----- ITEMS -----
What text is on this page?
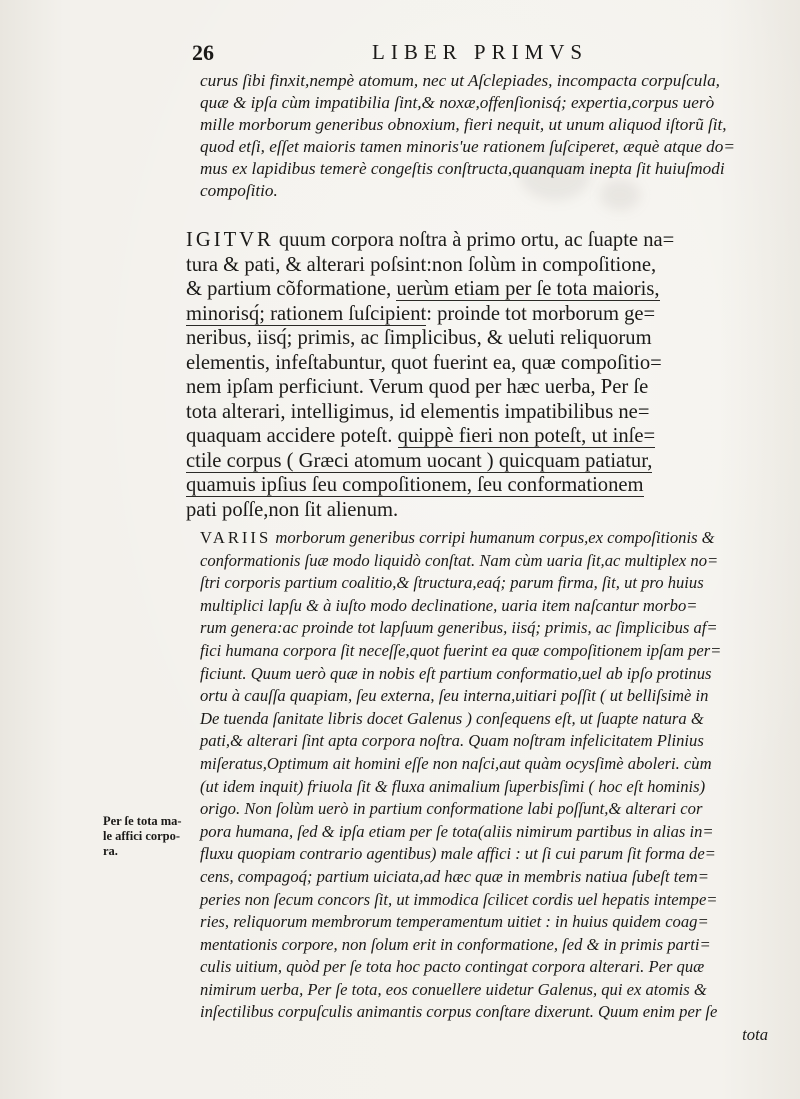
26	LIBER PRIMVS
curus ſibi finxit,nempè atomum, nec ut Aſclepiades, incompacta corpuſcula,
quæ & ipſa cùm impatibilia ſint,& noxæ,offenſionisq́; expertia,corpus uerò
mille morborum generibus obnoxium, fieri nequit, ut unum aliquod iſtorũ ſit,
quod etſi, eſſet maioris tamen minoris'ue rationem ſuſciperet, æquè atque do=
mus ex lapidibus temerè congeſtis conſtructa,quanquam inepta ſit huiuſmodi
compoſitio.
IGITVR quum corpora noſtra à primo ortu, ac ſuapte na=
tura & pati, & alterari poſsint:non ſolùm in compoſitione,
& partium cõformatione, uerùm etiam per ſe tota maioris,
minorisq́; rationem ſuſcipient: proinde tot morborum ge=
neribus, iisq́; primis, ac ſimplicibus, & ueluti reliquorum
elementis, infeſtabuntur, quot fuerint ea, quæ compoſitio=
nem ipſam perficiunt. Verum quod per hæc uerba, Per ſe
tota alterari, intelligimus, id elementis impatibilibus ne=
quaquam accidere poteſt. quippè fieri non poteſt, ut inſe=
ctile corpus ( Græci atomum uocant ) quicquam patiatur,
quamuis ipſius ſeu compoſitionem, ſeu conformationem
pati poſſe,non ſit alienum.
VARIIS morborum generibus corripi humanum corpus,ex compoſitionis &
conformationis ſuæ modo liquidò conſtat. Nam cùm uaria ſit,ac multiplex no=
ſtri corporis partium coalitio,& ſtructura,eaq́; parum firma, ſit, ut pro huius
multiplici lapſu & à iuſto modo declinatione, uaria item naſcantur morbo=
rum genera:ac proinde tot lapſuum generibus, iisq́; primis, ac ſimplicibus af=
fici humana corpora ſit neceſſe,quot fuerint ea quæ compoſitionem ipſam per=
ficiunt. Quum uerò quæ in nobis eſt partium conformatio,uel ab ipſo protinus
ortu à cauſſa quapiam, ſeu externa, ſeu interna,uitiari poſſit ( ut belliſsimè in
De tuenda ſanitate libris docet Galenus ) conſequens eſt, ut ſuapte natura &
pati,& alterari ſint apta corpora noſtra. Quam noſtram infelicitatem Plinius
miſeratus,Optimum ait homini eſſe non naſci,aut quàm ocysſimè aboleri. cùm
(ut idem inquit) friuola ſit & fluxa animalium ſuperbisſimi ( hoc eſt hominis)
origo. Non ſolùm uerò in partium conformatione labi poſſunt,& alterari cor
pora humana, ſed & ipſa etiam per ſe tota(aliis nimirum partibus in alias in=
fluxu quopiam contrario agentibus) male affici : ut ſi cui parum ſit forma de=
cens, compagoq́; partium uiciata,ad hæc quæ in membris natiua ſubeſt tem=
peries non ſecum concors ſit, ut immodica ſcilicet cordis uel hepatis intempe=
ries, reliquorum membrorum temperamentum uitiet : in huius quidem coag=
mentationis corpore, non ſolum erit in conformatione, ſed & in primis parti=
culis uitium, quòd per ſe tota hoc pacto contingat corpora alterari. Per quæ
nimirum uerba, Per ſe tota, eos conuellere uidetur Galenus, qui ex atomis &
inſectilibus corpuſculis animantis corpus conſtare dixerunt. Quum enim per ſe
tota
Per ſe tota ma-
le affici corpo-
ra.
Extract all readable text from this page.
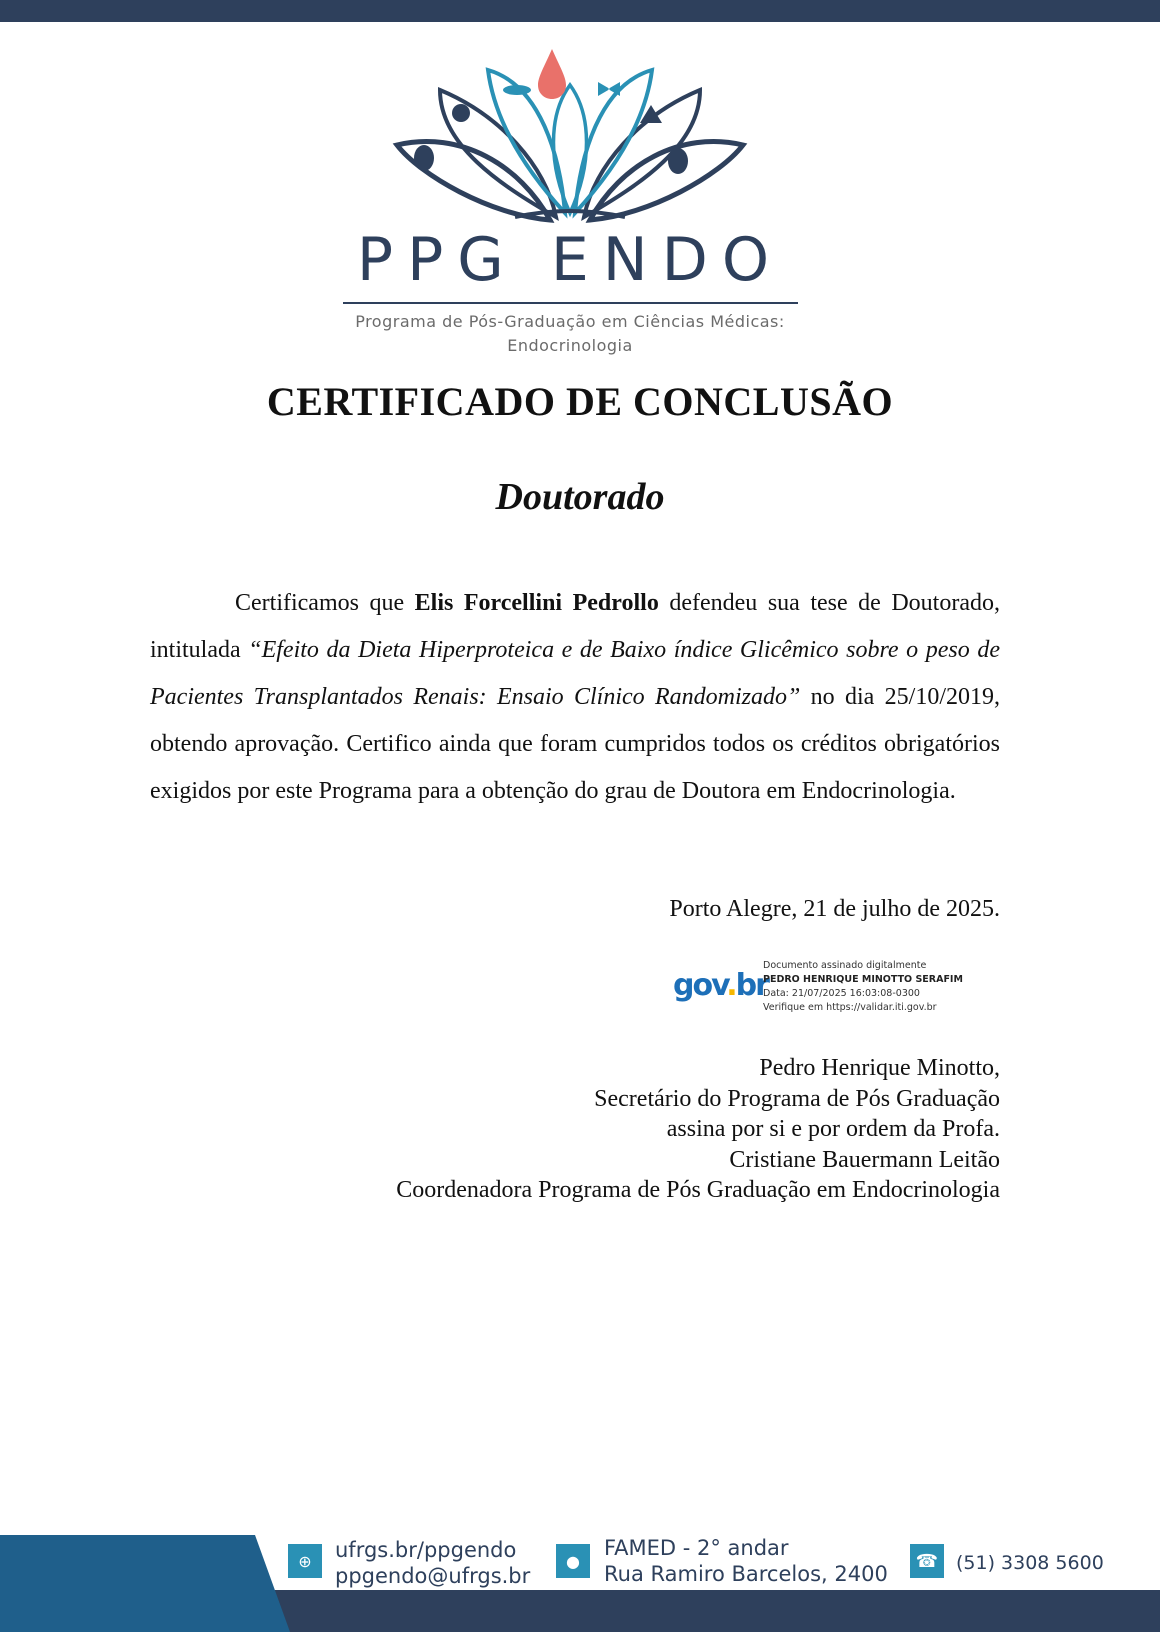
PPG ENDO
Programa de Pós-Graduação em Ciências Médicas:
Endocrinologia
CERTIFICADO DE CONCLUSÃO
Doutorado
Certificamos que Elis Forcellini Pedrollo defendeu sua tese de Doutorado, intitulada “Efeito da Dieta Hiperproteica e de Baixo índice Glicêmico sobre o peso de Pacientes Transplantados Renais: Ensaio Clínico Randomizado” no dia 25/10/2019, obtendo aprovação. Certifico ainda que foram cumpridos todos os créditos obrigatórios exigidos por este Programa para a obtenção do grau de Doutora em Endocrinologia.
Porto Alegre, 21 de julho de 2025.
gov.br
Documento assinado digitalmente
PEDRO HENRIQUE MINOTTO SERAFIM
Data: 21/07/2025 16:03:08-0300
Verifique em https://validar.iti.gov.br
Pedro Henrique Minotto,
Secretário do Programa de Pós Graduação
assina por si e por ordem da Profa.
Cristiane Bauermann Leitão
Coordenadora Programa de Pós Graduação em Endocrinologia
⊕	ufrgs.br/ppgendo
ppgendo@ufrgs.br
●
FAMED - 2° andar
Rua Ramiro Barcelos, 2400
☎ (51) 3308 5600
-----
◆ **WHAT THE TASK ASKS**: Check each line of the records above for the word "page", then give the number of lines that have it, with no other words.

◆ **OUTPUT BELOW**: 2